To be done -> Read the records and write them out again exactly.

Data extract ->

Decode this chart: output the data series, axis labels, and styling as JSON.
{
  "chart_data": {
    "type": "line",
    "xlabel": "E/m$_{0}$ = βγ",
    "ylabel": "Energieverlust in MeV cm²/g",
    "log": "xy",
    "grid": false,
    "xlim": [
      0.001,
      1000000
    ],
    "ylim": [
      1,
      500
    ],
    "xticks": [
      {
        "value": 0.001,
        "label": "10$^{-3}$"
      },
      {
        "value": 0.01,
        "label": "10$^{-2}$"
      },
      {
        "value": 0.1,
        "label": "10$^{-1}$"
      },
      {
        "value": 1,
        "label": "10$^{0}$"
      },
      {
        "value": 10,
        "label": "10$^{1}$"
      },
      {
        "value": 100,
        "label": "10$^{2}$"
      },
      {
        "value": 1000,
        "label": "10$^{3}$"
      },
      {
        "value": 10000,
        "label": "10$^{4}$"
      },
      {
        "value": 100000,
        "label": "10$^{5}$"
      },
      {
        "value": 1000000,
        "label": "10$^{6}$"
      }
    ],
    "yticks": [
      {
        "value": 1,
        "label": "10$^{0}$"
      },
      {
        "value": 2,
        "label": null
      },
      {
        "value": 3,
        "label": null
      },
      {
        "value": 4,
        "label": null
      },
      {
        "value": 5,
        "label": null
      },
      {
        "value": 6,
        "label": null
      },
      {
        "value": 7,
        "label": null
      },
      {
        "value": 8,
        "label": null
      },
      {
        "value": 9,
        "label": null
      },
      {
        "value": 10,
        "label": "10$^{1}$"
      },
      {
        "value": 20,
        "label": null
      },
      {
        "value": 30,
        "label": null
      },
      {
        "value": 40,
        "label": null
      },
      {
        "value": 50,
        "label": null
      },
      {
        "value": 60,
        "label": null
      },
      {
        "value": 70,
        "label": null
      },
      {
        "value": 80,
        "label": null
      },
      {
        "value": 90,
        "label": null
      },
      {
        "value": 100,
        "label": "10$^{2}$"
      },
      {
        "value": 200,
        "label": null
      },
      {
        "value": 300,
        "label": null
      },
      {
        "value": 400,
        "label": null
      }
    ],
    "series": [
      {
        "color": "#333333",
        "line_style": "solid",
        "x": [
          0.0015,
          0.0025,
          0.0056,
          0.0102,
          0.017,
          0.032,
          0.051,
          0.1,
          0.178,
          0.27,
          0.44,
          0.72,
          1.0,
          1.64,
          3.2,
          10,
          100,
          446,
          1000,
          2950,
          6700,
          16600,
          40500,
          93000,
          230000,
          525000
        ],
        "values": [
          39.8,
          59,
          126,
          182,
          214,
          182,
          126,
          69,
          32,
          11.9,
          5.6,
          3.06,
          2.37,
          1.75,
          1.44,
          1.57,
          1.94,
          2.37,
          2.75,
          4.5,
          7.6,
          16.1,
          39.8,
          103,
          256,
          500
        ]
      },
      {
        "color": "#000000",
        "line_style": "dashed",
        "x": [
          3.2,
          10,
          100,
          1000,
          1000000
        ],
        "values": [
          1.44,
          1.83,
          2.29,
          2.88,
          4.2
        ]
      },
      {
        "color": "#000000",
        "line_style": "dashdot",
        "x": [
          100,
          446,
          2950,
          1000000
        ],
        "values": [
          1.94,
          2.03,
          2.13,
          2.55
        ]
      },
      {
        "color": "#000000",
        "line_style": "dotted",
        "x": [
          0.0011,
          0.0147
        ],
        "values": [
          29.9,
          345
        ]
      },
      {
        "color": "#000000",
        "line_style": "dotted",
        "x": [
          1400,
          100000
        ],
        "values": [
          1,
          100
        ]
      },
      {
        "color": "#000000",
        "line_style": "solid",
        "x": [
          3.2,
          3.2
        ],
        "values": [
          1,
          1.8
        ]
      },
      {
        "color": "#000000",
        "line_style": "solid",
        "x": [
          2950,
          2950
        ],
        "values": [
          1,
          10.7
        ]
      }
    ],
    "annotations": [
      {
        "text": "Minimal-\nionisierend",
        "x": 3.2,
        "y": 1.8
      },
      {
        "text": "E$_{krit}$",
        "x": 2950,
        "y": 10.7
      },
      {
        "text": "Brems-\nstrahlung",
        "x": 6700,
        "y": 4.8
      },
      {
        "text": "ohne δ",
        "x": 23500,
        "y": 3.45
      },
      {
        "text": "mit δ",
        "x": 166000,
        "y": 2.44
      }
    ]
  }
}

The result ->
Decode this chart: output the data series, axis labels, and styling as JSON.
{
  "chart_data": {
    "type": "line",
    "xlabel": "E/m$_{0}$ = βγ",
    "ylabel": "Energieverlust in MeV cm²/g",
    "log": "xy",
    "grid": false,
    "xlim": [
      0.001,
      1000000
    ],
    "ylim": [
      1,
      500
    ],
    "xticks": [
      {
        "value": 0.001,
        "label": "10$^{-3}$"
      },
      {
        "value": 0.01,
        "label": "10$^{-2}$"
      },
      {
        "value": 0.1,
        "label": "10$^{-1}$"
      },
      {
        "value": 1,
        "label": "10$^{0}$"
      },
      {
        "value": 10,
        "label": "10$^{1}$"
      },
      {
        "value": 100,
        "label": "10$^{2}$"
      },
      {
        "value": 1000,
        "label": "10$^{3}$"
      },
      {
        "value": 10000,
        "label": "10$^{4}$"
      },
      {
        "value": 100000,
        "label": "10$^{5}$"
      },
      {
        "value": 1000000,
        "label": "10$^{6}$"
      }
    ],
    "yticks": [
      {
        "value": 1,
        "label": "10$^{0}$"
      },
      {
        "value": 2,
        "label": null
      },
      {
        "value": 3,
        "label": null
      },
      {
        "value": 4,
        "label": null
      },
      {
        "value": 5,
        "label": null
      },
      {
        "value": 6,
        "label": null
      },
      {
        "value": 7,
        "label": null
      },
      {
        "value": 8,
        "label": null
      },
      {
        "value": 9,
        "label": null
      },
      {
        "value": 10,
        "label": "10$^{1}$"
      },
      {
        "value": 20,
        "label": null
      },
      {
        "value": 30,
        "label": null
      },
      {
        "value": 40,
        "label": null
      },
      {
        "value": 50,
        "label": null
      },
      {
        "value": 60,
        "label": null
      },
      {
        "value": 70,
        "label": null
      },
      {
        "value": 80,
        "label": null
      },
      {
        "value": 90,
        "label": null
      },
      {
        "value": 100,
        "label": "10$^{2}$"
      },
      {
        "value": 200,
        "label": null
      },
      {
        "value": 300,
        "label": null
      },
      {
        "value": 400,
        "label": null
      }
    ],
    "series": [
      {
        "color": "#333333",
        "line_style": "solid",
        "x": [
          0.0015,
          0.0025,
          0.0056,
          0.0102,
          0.017,
          0.032,
          0.051,
          0.1,
          0.178,
          0.27,
          0.44,
          0.72,
          1.0,
          1.64,
          3.2,
          10,
          100,
          446,
          1000,
          2950,
          6700,
          16600,
          40500,
          93000,
          230000,
          525000
        ],
        "values": [
          39.8,
          59,
          126,
          182,
          214,
          182,
          126,
          69,
          32,
          11.9,
          5.6,
          3.06,
          2.37,
          1.75,
          1.44,
          1.57,
          1.94,
          2.37,
          2.75,
          4.5,
          7.6,
          16.1,
          39.8,
          103,
          256,
          500
        ]
      },
      {
        "color": "#000000",
        "line_style": "dashed",
        "x": [
          3.2,
          10,
          100,
          1000,
          1000000
        ],
        "values": [
          1.44,
          1.83,
          2.29,
          2.88,
          4.2
        ]
      },
      {
        "color": "#000000",
        "line_style": "dashdot",
        "x": [
          100,
          446,
          2950,
          1000000
        ],
        "values": [
          1.94,
          2.03,
          2.13,
          2.55
        ]
      },
      {
        "color": "#000000",
        "line_style": "dotted",
        "x": [
          0.0011,
          0.0147
        ],
        "values": [
          29.9,
          345
        ]
      },
      {
        "color": "#000000",
        "line_style": "dotted",
        "x": [
          1400,
          100000
        ],
        "values": [
          1,
          100
        ]
      },
      {
        "color": "#000000",
        "line_style": "solid",
        "x": [
          3.2,
          3.2
        ],
        "values": [
          1,
          1.8
        ]
      },
      {
        "color": "#000000",
        "line_style": "solid",
        "x": [
          2950,
          2950
        ],
        "values": [
          1,
          10.7
        ]
      }
    ],
    "annotations": [
      {
        "text": "Minimal-\nionisierend",
        "x": 3.2,
        "y": 1.8
      },
      {
        "text": "E$_{krit}$",
        "x": 2950,
        "y": 10.7
      },
      {
        "text": "Brems-\nstrahlung",
        "x": 6700,
        "y": 4.8
      },
      {
        "text": "ohne δ",
        "x": 23500,
        "y": 3.45
      },
      {
        "text": "mit δ",
        "x": 166000,
        "y": 2.44
      }
    ]
  }
}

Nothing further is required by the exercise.